**REQUIRED TASK**
Where a line holds "area", copy it.

**RECORDED INFORMATION**

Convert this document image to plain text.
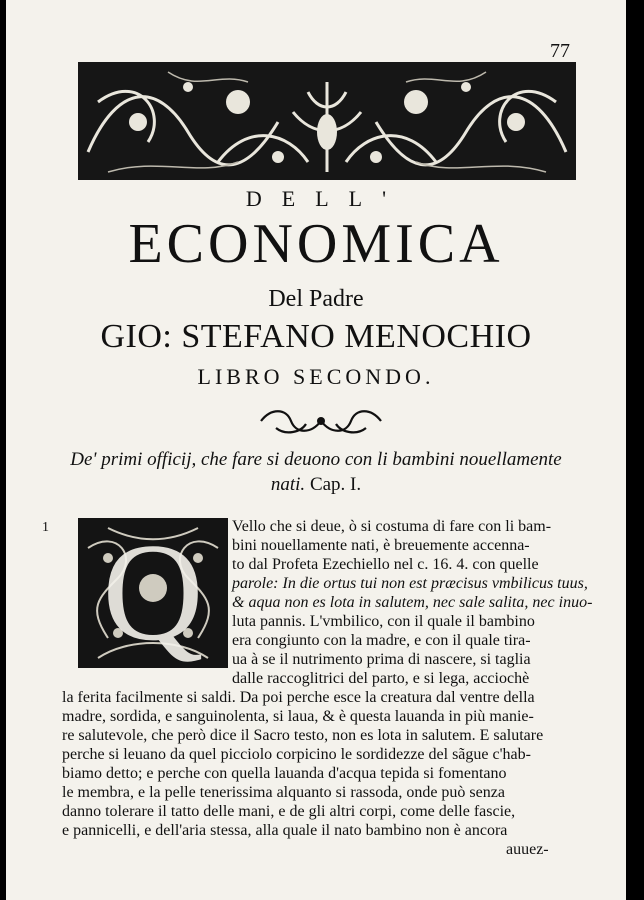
77
DELL'
ECONOMICA
Del Padre
GIO: STEFANO MENOCHIO
LIBRO SECONDO.
De' primi officij, che fare si deuono con li bambini nouellamente
nati. Cap. I.
1 Q	Vello che si deue, ò si costuma di fare con li bam-
bini nouellamente nati, è breuemente accenna-
to dal Profeta Ezechiello nel c. 16. 4. con quelle
parole: In die ortus tui non est præcisus vmbilicus tuus,
& aqua non es lota in salutem, nec sale salita, nec inuo-
luta pannis. L'vmbilico, con il quale il bambino
era congiunto con la madre, e con il quale tira-
ua à se il nutrimento prima di nascere, si taglia
dalle raccoglitrici del parto, e si lega, acciochè
la ferita facilmente si saldi. Da poi perche esce la creatura dal ventre della
madre, sordida, e sanguinolenta, si laua, & è questa lauanda in più manie-
re salutevole, che però dice il Sacro testo, non es lota in salutem. E salutare
perche si leuano da quel picciolo corpicino le sordidezze del sãgue c'hab-
biamo detto; e perche con quella lauanda d'acqua tepida si fomentano
le membra, e la pelle tenerissima alquanto si rassoda, onde può senza
danno tolerare il tatto delle mani, e de gli altri corpi, come delle fascie,
e pannicelli, e dell'aria stessa, alla quale il nato bambino non è ancora
auuez-
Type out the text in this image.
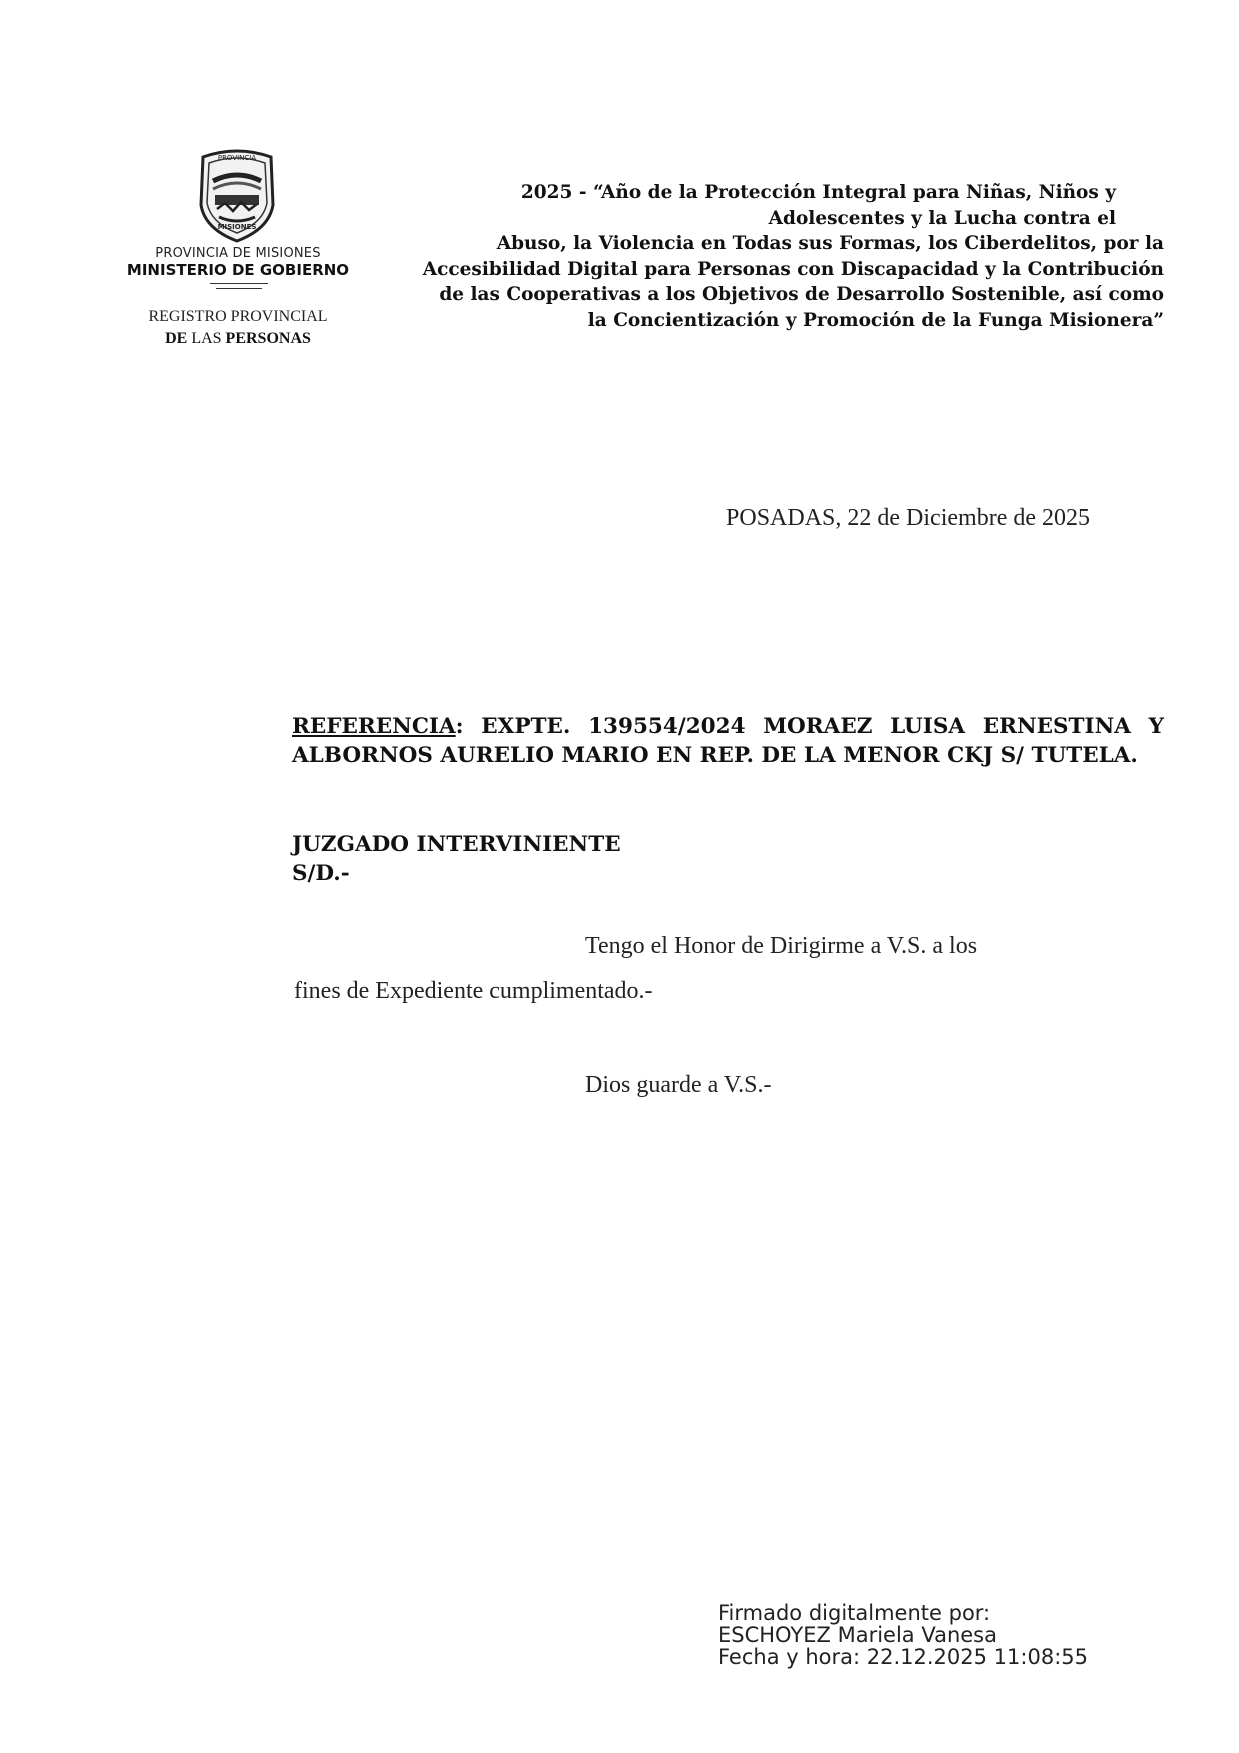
PROVINCIA
MISIONES
PROVINCIA DE MISIONES
MINISTERIO DE GOBIERNO
REGISTRO PROVINCIAL
DE LAS PERSONAS
2025 - “Año de la Protección Integral para Niñas, Niños y
Adolescentes y la Lucha contra el
Abuso, la Violencia en Todas sus Formas, los Ciberdelitos, por la
Accesibilidad Digital para Personas con Discapacidad y la Contribución
de las Cooperativas a los Objetivos de Desarrollo Sostenible, así como
la Concientización y Promoción de la Funga Misionera”
POSADAS, 22 de Diciembre de 2025
REFERENCIA: EXPTE. 139554/2024 MORAEZ LUISA ERNESTINA Y ALBORNOS AURELIO MARIO EN REP. DE LA MENOR CKJ S/ TUTELA.
JUZGADO INTERVINIENTE
S/D.-
Tengo el Honor de Dirigirme a V.S. a los
fines de Expediente cumplimentado.-
Dios guarde a V.S.-
Firmado digitalmente por:
ESCHOYEZ Mariela Vanesa
Fecha y hora: 22.12.2025 11:08:55
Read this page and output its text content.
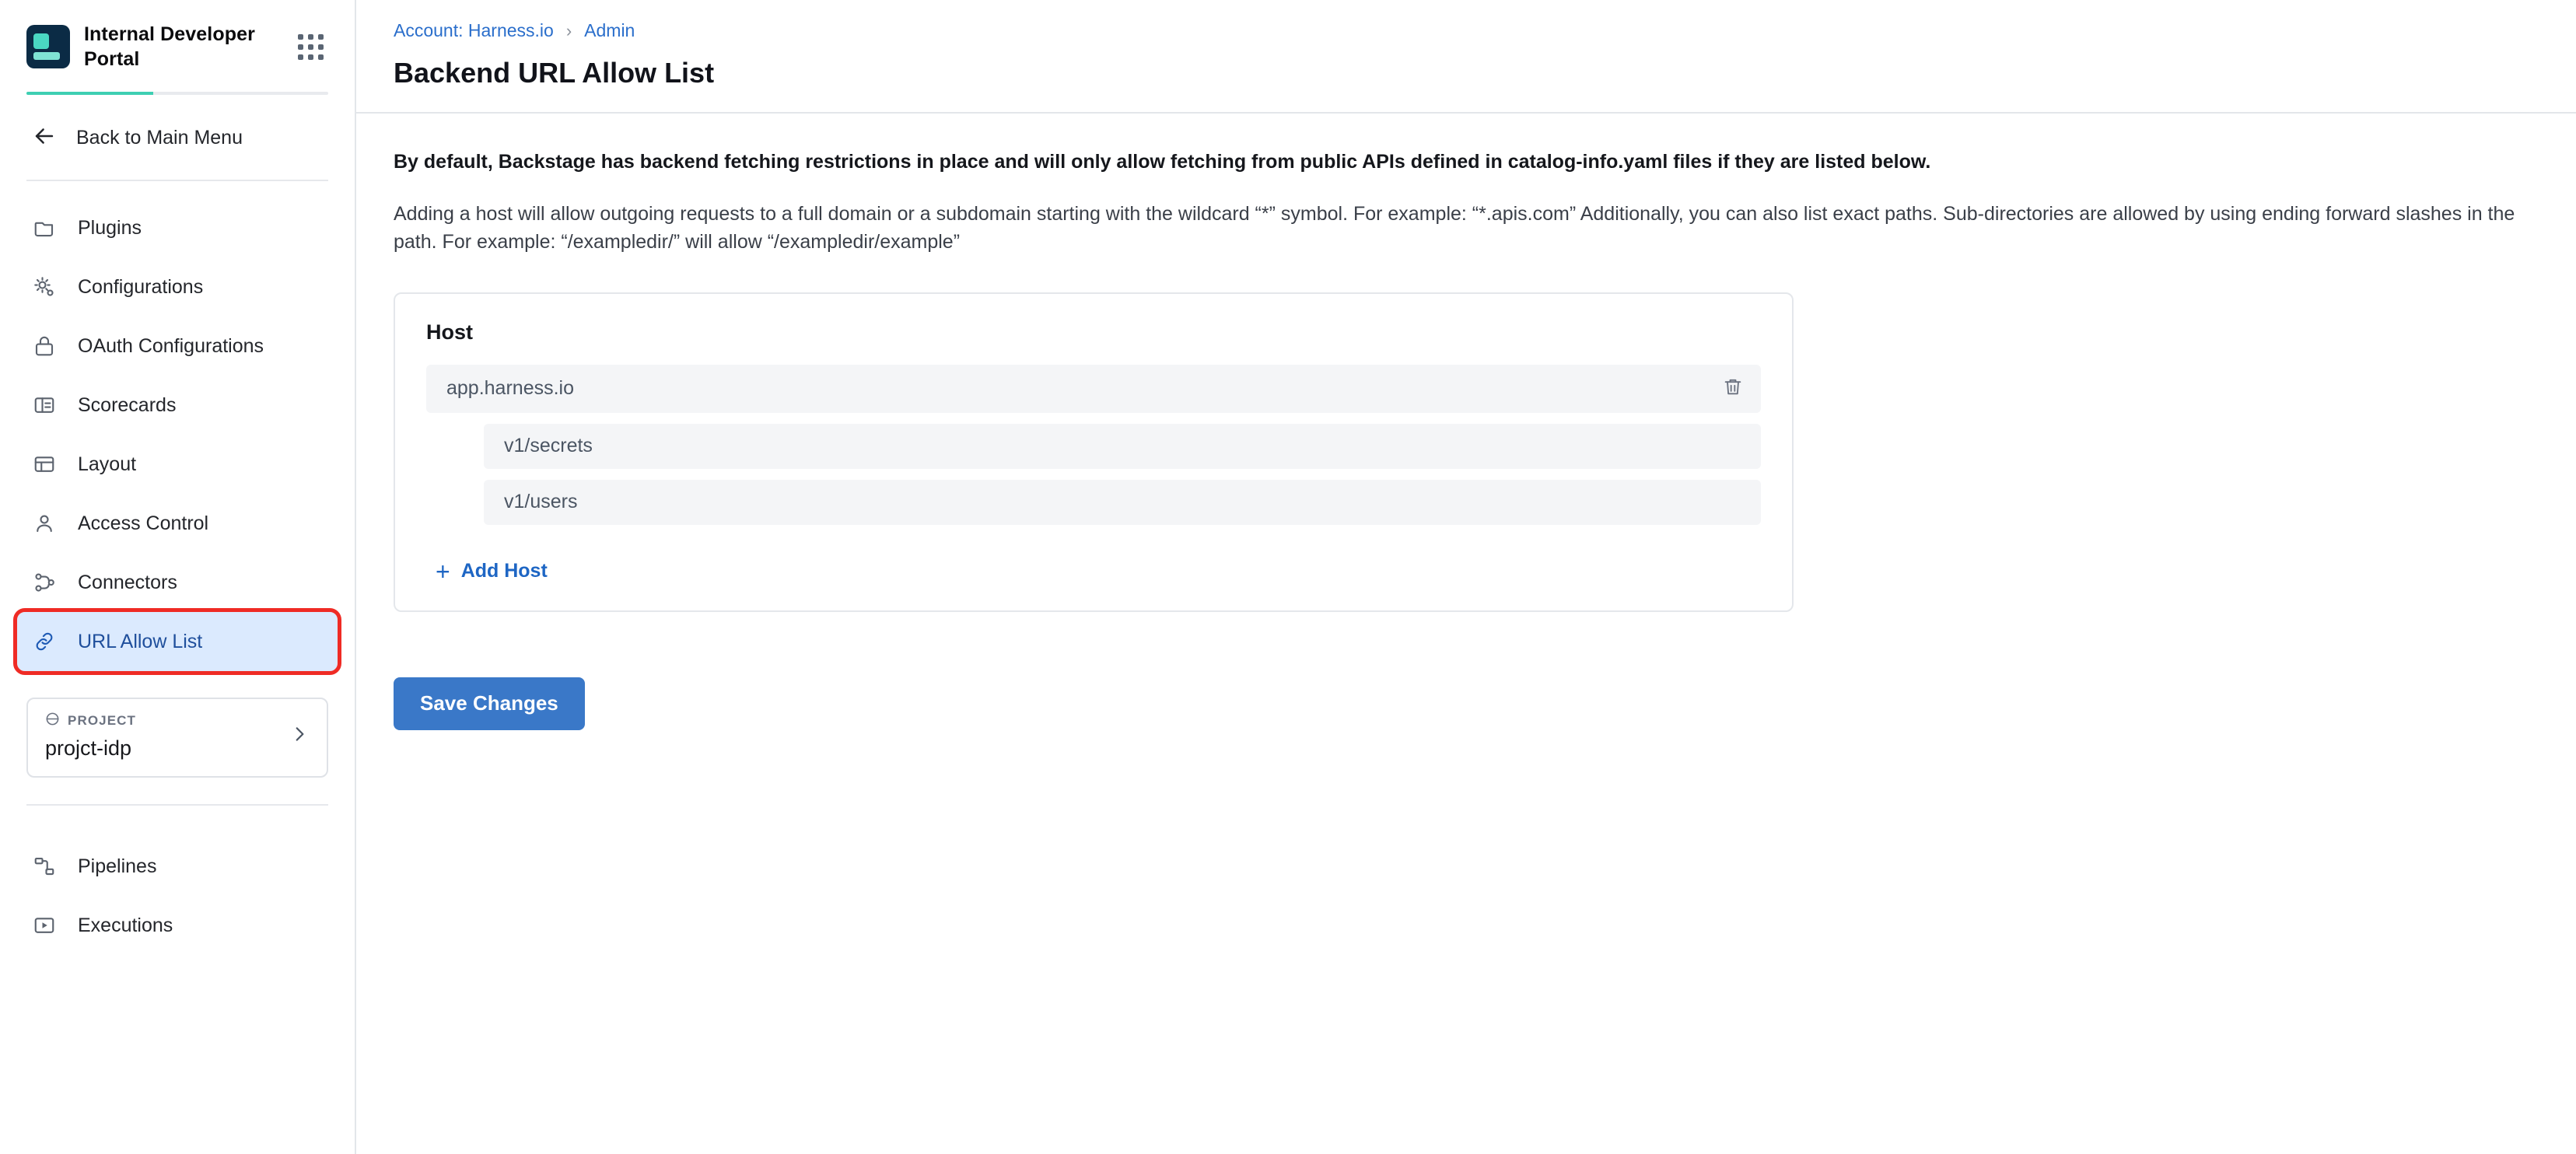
Internal Developer Portal
Back to Main Menu
Plugins
Configurations
OAuth Configurations
Scorecards
Layout
Access Control
Connectors
URL Allow List
PROJECT
projct-idp
Pipelines
Executions
Account: Harness.io › Admin
Backend URL Allow List
By default, Backstage has backend fetching restrictions in place and will only allow fetching from public APIs defined in catalog-info.yaml files if they are listed below.
Adding a host will allow outgoing requests to a full domain or a subdomain starting with the wildcard “*” symbol. For example: “*.apis.com” Additionally, you can also list exact paths. Sub-directories are allowed by using ending forward slashes in the path. For example: “/exampledir/” will allow “/exampledir/example”
Host
app.harness.io
v1/secrets
v1/users
+ Add Host
Save Changes
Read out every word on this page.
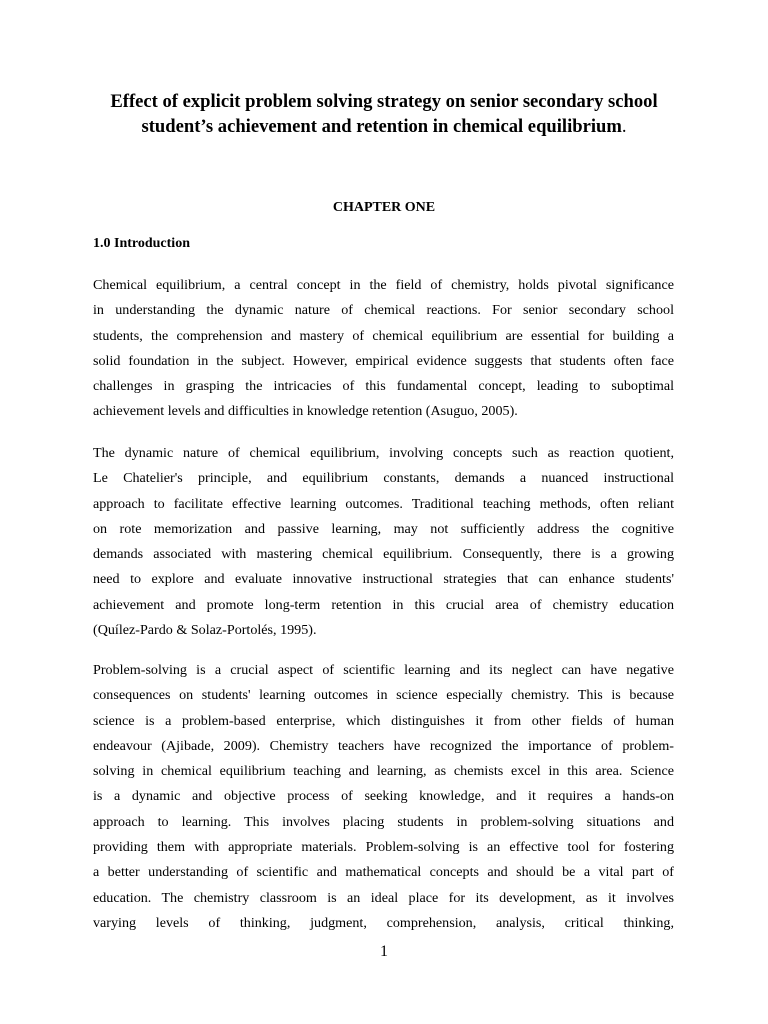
Effect of explicit problem solving strategy on senior secondary school student’s achievement and retention in chemical equilibrium.
CHAPTER ONE
1.0 Introduction

Chemical equilibrium, a central concept in the field of chemistry, holds pivotal significance
in understanding the dynamic nature of chemical reactions. For senior secondary school
students, the comprehension and mastery of chemical equilibrium are essential for building a
solid foundation in the subject. However, empirical evidence suggests that students often face
challenges in grasping the intricacies of this fundamental concept, leading to suboptimal
achievement levels and difficulties in knowledge retention (Asuguo, 2005).

The dynamic nature of chemical equilibrium, involving concepts such as reaction quotient,
Le Chatelier's principle, and equilibrium constants, demands a nuanced instructional
approach to facilitate effective learning outcomes. Traditional teaching methods, often reliant
on rote memorization and passive learning, may not sufficiently address the cognitive
demands associated with mastering chemical equilibrium. Consequently, there is a growing
need to explore and evaluate innovative instructional strategies that can enhance students'
achievement and promote long-term retention in this crucial area of chemistry education
(Quílez-Pardo & Solaz-Portolés, 1995).

Problem-solving is a crucial aspect of scientific learning and its neglect can have negative
consequences on students' learning outcomes in science especially chemistry. This is because
science is a problem-based enterprise, which distinguishes it from other fields of human
endeavour (Ajibade, 2009). Chemistry teachers have recognized the importance of problem-
solving in chemical equilibrium teaching and learning, as chemists excel in this area. Science
is a dynamic and objective process of seeking knowledge, and it requires a hands-on
approach to learning. This involves placing students in problem-solving situations and
providing them with appropriate materials. Problem-solving is an effective tool for fostering
a better understanding of scientific and mathematical concepts and should be a vital part of
education. The chemistry classroom is an ideal place for its development, as it involves
varying levels of thinking, judgment, comprehension, analysis, critical thinking,

1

**TASK RESULT**
achievement and promote long-term retention in this crucial area of chemistry education
solving in chemical equilibrium teaching and learning, as chemists excel in this area. Science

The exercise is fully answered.